-- begin Material to process --
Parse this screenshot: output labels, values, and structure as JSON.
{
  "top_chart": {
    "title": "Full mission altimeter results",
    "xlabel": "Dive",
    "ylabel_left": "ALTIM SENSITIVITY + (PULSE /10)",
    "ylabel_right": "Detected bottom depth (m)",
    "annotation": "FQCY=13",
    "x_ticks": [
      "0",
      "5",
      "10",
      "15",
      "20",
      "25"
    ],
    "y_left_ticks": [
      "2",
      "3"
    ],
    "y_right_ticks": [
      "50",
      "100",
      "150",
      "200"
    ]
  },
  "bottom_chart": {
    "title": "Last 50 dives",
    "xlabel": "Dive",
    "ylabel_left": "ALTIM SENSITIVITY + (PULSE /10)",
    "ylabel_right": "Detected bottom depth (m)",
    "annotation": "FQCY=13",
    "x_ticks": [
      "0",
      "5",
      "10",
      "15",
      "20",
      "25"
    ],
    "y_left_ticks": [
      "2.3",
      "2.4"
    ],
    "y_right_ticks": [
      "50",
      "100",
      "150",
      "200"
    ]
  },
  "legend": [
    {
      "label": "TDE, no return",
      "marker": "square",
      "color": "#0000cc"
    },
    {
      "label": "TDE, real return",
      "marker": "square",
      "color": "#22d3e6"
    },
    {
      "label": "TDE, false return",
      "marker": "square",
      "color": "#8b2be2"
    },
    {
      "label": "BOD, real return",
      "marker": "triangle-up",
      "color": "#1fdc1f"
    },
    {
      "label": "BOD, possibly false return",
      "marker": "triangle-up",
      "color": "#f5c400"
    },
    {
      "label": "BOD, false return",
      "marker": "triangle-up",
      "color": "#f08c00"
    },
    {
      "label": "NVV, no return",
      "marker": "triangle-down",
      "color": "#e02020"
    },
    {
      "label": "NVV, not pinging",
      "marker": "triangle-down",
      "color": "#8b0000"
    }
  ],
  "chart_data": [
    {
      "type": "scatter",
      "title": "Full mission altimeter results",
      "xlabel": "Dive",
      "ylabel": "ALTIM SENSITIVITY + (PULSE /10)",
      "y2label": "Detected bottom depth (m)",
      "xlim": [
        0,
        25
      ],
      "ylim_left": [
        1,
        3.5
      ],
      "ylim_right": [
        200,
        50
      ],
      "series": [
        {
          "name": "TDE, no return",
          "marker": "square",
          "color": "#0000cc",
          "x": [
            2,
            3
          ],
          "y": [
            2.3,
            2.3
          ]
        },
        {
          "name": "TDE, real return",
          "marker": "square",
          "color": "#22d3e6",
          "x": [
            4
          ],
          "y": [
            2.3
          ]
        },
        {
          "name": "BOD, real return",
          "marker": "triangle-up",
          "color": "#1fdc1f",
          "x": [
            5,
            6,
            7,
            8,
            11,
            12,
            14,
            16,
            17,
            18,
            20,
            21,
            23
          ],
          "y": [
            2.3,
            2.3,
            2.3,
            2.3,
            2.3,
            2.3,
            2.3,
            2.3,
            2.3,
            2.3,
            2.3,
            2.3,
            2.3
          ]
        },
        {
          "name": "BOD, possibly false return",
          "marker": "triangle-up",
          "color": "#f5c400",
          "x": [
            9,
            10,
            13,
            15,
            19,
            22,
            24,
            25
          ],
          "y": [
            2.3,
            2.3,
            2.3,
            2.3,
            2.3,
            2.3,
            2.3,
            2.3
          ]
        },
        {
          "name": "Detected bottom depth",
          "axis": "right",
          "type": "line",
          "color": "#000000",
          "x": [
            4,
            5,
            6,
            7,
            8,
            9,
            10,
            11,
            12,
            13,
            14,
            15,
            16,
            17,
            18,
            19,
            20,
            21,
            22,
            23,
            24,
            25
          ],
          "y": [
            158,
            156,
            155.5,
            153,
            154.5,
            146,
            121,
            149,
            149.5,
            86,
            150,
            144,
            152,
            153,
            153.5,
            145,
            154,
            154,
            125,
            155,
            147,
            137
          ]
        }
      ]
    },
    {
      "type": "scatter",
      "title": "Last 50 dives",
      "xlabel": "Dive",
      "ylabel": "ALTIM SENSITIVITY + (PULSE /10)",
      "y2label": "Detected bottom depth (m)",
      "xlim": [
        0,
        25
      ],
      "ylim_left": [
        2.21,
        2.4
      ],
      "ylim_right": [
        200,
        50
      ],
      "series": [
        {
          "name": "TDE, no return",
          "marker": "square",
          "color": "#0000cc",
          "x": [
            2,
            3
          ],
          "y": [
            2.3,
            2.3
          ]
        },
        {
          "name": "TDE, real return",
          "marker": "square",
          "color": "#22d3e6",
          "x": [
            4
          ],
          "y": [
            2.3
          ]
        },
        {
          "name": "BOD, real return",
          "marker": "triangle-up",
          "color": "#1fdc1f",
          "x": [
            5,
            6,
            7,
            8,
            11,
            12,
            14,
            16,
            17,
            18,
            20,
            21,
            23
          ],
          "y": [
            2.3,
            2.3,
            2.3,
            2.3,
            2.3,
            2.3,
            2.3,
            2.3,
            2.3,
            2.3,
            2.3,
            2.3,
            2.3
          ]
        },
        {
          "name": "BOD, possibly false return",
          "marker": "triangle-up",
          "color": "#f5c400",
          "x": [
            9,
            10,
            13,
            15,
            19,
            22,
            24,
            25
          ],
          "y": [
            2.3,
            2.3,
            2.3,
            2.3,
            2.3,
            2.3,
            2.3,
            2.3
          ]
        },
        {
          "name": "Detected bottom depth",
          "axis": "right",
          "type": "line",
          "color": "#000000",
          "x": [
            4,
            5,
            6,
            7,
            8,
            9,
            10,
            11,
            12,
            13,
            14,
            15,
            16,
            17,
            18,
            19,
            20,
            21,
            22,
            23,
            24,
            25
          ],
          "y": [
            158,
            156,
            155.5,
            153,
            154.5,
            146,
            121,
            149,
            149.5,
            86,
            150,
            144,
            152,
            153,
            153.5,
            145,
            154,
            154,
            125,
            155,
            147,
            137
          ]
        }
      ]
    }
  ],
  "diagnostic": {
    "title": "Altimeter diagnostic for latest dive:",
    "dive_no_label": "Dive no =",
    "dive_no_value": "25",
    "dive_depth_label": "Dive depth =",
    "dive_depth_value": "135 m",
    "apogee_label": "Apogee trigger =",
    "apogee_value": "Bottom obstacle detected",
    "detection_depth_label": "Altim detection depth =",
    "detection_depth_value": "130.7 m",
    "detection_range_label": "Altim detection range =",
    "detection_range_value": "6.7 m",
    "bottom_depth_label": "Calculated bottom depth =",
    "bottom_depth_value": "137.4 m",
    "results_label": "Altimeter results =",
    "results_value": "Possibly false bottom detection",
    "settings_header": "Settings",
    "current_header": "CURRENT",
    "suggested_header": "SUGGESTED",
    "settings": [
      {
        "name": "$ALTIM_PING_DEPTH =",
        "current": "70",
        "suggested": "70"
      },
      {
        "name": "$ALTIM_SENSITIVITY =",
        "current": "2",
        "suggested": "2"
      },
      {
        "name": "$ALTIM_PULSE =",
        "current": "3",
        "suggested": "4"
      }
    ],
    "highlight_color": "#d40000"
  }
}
-- end Material to process --
- _What the exercise asks_: Nothing should be left out: return all of the records exactly.

- _Expected answer_:
Parse this screenshot: output labels, values, and structure as JSON.
{
  "top_chart": {
    "title": "Full mission altimeter results",
    "xlabel": "Dive",
    "ylabel_left": "ALTIM SENSITIVITY + (PULSE /10)",
    "ylabel_right": "Detected bottom depth (m)",
    "annotation": "FQCY=13",
    "x_ticks": [
      "0",
      "5",
      "10",
      "15",
      "20",
      "25"
    ],
    "y_left_ticks": [
      "2",
      "3"
    ],
    "y_right_ticks": [
      "50",
      "100",
      "150",
      "200"
    ]
  },
  "bottom_chart": {
    "title": "Last 50 dives",
    "xlabel": "Dive",
    "ylabel_left": "ALTIM SENSITIVITY + (PULSE /10)",
    "ylabel_right": "Detected bottom depth (m)",
    "annotation": "FQCY=13",
    "x_ticks": [
      "0",
      "5",
      "10",
      "15",
      "20",
      "25"
    ],
    "y_left_ticks": [
      "2.3",
      "2.4"
    ],
    "y_right_ticks": [
      "50",
      "100",
      "150",
      "200"
    ]
  },
  "legend": [
    {
      "label": "TDE, no return",
      "marker": "square",
      "color": "#0000cc"
    },
    {
      "label": "TDE, real return",
      "marker": "square",
      "color": "#22d3e6"
    },
    {
      "label": "TDE, false return",
      "marker": "square",
      "color": "#8b2be2"
    },
    {
      "label": "BOD, real return",
      "marker": "triangle-up",
      "color": "#1fdc1f"
    },
    {
      "label": "BOD, possibly false return",
      "marker": "triangle-up",
      "color": "#f5c400"
    },
    {
      "label": "BOD, false return",
      "marker": "triangle-up",
      "color": "#f08c00"
    },
    {
      "label": "NVV, no return",
      "marker": "triangle-down",
      "color": "#e02020"
    },
    {
      "label": "NVV, not pinging",
      "marker": "triangle-down",
      "color": "#8b0000"
    }
  ],
  "chart_data": [
    {
      "type": "scatter",
      "title": "Full mission altimeter results",
      "xlabel": "Dive",
      "ylabel": "ALTIM SENSITIVITY + (PULSE /10)",
      "y2label": "Detected bottom depth (m)",
      "xlim": [
        0,
        25
      ],
      "ylim_left": [
        1,
        3.5
      ],
      "ylim_right": [
        200,
        50
      ],
      "series": [
        {
          "name": "TDE, no return",
          "marker": "square",
          "color": "#0000cc",
          "x": [
            2,
            3
          ],
          "y": [
            2.3,
            2.3
          ]
        },
        {
          "name": "TDE, real return",
          "marker": "square",
          "color": "#22d3e6",
          "x": [
            4
          ],
          "y": [
            2.3
          ]
        },
        {
          "name": "BOD, real return",
          "marker": "triangle-up",
          "color": "#1fdc1f",
          "x": [
            5,
            6,
            7,
            8,
            11,
            12,
            14,
            16,
            17,
            18,
            20,
            21,
            23
          ],
          "y": [
            2.3,
            2.3,
            2.3,
            2.3,
            2.3,
            2.3,
            2.3,
            2.3,
            2.3,
            2.3,
            2.3,
            2.3,
            2.3
          ]
        },
        {
          "name": "BOD, possibly false return",
          "marker": "triangle-up",
          "color": "#f5c400",
          "x": [
            9,
            10,
            13,
            15,
            19,
            22,
            24,
            25
          ],
          "y": [
            2.3,
            2.3,
            2.3,
            2.3,
            2.3,
            2.3,
            2.3,
            2.3
          ]
        },
        {
          "name": "Detected bottom depth",
          "axis": "right",
          "type": "line",
          "color": "#000000",
          "x": [
            4,
            5,
            6,
            7,
            8,
            9,
            10,
            11,
            12,
            13,
            14,
            15,
            16,
            17,
            18,
            19,
            20,
            21,
            22,
            23,
            24,
            25
          ],
          "y": [
            158,
            156,
            155.5,
            153,
            154.5,
            146,
            121,
            149,
            149.5,
            86,
            150,
            144,
            152,
            153,
            153.5,
            145,
            154,
            154,
            125,
            155,
            147,
            137
          ]
        }
      ]
    },
    {
      "type": "scatter",
      "title": "Last 50 dives",
      "xlabel": "Dive",
      "ylabel": "ALTIM SENSITIVITY + (PULSE /10)",
      "y2label": "Detected bottom depth (m)",
      "xlim": [
        0,
        25
      ],
      "ylim_left": [
        2.21,
        2.4
      ],
      "ylim_right": [
        200,
        50
      ],
      "series": [
        {
          "name": "TDE, no return",
          "marker": "square",
          "color": "#0000cc",
          "x": [
            2,
            3
          ],
          "y": [
            2.3,
            2.3
          ]
        },
        {
          "name": "TDE, real return",
          "marker": "square",
          "color": "#22d3e6",
          "x": [
            4
          ],
          "y": [
            2.3
          ]
        },
        {
          "name": "BOD, real return",
          "marker": "triangle-up",
          "color": "#1fdc1f",
          "x": [
            5,
            6,
            7,
            8,
            11,
            12,
            14,
            16,
            17,
            18,
            20,
            21,
            23
          ],
          "y": [
            2.3,
            2.3,
            2.3,
            2.3,
            2.3,
            2.3,
            2.3,
            2.3,
            2.3,
            2.3,
            2.3,
            2.3,
            2.3
          ]
        },
        {
          "name": "BOD, possibly false return",
          "marker": "triangle-up",
          "color": "#f5c400",
          "x": [
            9,
            10,
            13,
            15,
            19,
            22,
            24,
            25
          ],
          "y": [
            2.3,
            2.3,
            2.3,
            2.3,
            2.3,
            2.3,
            2.3,
            2.3
          ]
        },
        {
          "name": "Detected bottom depth",
          "axis": "right",
          "type": "line",
          "color": "#000000",
          "x": [
            4,
            5,
            6,
            7,
            8,
            9,
            10,
            11,
            12,
            13,
            14,
            15,
            16,
            17,
            18,
            19,
            20,
            21,
            22,
            23,
            24,
            25
          ],
          "y": [
            158,
            156,
            155.5,
            153,
            154.5,
            146,
            121,
            149,
            149.5,
            86,
            150,
            144,
            152,
            153,
            153.5,
            145,
            154,
            154,
            125,
            155,
            147,
            137
          ]
        }
      ]
    }
  ],
  "diagnostic": {
    "title": "Altimeter diagnostic for latest dive:",
    "dive_no_label": "Dive no =",
    "dive_no_value": "25",
    "dive_depth_label": "Dive depth =",
    "dive_depth_value": "135 m",
    "apogee_label": "Apogee trigger =",
    "apogee_value": "Bottom obstacle detected",
    "detection_depth_label": "Altim detection depth =",
    "detection_depth_value": "130.7 m",
    "detection_range_label": "Altim detection range =",
    "detection_range_value": "6.7 m",
    "bottom_depth_label": "Calculated bottom depth =",
    "bottom_depth_value": "137.4 m",
    "results_label": "Altimeter results =",
    "results_value": "Possibly false bottom detection",
    "settings_header": "Settings",
    "current_header": "CURRENT",
    "suggested_header": "SUGGESTED",
    "settings": [
      {
        "name": "$ALTIM_PING_DEPTH =",
        "current": "70",
        "suggested": "70"
      },
      {
        "name": "$ALTIM_SENSITIVITY =",
        "current": "2",
        "suggested": "2"
      },
      {
        "name": "$ALTIM_PULSE =",
        "current": "3",
        "suggested": "4"
      }
    ],
    "highlight_color": "#d40000"
  }
}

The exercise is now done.